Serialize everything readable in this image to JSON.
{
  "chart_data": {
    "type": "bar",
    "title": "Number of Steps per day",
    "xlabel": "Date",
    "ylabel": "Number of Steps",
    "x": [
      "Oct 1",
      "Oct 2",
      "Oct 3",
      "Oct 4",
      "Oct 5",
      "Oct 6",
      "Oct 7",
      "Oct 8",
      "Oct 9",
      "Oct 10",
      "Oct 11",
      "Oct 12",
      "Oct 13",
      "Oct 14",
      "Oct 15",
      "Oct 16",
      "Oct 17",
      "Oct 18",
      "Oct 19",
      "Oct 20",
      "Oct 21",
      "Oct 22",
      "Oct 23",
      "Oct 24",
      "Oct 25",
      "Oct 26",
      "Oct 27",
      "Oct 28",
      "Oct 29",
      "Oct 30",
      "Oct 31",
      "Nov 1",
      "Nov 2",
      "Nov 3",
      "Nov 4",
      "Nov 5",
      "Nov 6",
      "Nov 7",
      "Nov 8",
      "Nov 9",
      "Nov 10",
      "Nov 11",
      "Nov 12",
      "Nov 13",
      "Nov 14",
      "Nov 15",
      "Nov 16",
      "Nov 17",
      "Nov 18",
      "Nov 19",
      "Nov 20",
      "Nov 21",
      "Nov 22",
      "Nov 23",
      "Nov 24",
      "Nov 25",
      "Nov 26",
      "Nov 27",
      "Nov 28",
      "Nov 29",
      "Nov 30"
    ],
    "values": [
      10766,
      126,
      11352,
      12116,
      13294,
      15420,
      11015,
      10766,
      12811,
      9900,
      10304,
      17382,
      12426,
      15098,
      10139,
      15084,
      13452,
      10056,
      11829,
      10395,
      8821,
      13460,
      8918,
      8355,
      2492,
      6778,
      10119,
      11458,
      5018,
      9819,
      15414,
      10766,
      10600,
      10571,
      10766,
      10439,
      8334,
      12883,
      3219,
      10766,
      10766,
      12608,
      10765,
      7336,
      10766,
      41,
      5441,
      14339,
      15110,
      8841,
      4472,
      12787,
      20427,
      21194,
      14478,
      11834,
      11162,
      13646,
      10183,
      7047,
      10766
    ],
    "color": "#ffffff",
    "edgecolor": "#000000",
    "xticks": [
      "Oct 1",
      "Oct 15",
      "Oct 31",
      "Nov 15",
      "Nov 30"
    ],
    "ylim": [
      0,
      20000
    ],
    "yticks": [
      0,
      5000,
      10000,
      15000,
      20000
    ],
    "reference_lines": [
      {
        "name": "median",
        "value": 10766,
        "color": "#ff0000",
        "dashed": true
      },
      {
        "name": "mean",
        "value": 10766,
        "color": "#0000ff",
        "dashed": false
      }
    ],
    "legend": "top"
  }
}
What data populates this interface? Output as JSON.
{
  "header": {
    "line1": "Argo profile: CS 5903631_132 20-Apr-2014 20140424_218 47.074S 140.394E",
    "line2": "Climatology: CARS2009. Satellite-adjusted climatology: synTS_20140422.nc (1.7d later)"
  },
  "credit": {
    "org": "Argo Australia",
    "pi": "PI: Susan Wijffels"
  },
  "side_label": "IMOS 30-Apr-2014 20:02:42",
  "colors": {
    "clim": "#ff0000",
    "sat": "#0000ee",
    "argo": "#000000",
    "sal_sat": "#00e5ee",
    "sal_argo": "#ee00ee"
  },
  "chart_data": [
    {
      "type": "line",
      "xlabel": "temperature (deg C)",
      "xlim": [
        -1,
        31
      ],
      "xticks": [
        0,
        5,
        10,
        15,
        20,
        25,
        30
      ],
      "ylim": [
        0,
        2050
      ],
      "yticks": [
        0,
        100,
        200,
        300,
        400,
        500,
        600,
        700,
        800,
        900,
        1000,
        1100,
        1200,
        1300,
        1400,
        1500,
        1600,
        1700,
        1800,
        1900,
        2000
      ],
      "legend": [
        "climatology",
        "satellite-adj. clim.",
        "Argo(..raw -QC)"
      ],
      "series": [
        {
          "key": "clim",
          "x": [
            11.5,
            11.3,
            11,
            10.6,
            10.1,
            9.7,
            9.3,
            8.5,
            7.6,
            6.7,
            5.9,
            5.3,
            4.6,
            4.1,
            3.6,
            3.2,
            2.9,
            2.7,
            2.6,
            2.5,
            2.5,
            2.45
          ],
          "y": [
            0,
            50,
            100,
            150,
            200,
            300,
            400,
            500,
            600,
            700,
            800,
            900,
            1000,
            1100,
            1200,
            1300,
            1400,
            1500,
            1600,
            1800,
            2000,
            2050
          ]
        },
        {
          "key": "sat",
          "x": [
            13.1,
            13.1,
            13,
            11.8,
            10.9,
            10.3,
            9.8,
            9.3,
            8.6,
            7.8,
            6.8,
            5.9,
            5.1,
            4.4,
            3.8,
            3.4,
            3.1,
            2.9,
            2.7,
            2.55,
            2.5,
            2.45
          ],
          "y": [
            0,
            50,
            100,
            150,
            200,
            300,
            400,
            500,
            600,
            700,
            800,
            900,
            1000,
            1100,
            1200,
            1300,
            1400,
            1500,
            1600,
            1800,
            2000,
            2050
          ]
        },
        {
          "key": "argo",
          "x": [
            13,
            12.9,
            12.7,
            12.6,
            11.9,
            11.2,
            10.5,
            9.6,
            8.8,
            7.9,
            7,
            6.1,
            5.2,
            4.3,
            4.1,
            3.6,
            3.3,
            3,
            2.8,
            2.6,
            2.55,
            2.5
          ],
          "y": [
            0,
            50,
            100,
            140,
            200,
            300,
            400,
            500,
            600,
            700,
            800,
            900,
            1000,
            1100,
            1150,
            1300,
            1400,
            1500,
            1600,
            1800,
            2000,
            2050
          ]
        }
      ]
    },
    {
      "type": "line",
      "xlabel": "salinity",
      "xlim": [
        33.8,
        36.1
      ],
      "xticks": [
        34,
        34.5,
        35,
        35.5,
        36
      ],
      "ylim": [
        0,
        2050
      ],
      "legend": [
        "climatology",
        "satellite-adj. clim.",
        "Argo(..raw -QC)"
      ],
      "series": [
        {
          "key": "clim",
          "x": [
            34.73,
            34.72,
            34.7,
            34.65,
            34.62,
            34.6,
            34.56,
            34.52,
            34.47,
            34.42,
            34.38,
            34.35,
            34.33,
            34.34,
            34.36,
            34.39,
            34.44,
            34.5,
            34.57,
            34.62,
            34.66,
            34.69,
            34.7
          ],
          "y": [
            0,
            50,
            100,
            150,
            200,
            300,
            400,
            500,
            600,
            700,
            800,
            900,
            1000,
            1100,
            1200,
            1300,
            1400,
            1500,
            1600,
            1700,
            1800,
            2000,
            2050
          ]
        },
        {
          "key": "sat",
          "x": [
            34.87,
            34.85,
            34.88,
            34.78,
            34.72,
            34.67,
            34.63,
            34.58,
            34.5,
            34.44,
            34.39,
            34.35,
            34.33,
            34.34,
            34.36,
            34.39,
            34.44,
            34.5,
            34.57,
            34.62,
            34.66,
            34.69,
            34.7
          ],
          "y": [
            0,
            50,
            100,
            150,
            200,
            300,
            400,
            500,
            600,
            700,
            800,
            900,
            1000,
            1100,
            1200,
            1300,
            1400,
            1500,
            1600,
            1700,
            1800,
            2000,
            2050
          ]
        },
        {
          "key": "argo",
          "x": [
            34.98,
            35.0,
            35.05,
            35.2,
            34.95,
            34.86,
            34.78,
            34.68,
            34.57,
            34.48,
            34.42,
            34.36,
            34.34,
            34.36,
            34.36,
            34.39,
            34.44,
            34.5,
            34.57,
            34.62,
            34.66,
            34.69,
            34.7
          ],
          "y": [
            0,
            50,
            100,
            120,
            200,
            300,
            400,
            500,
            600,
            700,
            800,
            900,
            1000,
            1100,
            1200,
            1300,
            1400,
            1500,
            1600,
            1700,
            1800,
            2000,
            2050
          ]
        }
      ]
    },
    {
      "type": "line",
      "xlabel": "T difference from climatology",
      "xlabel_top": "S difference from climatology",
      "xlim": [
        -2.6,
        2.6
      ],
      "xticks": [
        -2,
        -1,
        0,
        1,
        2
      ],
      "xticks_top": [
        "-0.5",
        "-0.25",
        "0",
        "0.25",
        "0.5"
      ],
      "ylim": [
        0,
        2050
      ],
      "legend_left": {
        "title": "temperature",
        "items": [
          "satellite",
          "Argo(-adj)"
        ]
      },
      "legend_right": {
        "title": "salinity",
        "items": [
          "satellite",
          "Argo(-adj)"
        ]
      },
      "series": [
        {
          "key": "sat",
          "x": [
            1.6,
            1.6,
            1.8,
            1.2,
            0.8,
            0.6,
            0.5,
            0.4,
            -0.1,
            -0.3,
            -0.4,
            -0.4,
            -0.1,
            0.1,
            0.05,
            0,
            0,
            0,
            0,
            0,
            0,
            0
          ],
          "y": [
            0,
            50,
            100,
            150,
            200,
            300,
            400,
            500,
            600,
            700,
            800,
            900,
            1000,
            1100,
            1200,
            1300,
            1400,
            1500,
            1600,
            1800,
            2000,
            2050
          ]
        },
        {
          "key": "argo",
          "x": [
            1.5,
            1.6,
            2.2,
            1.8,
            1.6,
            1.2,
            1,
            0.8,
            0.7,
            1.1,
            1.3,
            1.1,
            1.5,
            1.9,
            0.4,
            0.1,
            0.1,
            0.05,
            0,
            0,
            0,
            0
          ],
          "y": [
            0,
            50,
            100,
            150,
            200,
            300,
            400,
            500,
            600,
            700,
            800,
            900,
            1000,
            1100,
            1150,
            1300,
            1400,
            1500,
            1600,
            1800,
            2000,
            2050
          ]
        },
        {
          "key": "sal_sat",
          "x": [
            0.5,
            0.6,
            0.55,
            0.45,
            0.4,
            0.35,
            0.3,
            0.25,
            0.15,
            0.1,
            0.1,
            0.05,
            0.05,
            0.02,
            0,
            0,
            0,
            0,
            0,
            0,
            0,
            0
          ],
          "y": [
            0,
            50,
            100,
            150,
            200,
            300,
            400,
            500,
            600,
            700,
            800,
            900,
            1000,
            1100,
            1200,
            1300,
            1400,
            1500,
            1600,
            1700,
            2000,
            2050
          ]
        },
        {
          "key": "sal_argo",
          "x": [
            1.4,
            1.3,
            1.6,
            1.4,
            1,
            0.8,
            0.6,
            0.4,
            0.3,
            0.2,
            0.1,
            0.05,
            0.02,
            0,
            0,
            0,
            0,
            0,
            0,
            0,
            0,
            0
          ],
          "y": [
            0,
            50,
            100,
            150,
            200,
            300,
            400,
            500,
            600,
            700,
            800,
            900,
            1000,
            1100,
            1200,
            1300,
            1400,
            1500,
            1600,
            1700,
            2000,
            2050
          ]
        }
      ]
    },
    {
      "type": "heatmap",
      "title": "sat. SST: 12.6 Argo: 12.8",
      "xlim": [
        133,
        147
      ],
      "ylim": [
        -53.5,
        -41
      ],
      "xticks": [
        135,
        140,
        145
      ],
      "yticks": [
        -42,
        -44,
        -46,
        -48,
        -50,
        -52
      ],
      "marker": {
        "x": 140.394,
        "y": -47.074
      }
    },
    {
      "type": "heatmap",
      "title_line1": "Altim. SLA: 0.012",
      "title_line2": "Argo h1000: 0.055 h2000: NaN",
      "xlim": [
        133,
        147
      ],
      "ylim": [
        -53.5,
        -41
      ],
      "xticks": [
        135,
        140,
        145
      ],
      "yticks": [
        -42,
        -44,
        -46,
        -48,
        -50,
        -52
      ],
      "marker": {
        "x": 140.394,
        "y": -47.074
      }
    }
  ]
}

TO DO: Gather all lines with the string "this" from the data.

SOLUTION TO THE PROBLEM:
Serialize everything readable in this image to JSON.
What data populates this interface? Output as JSON.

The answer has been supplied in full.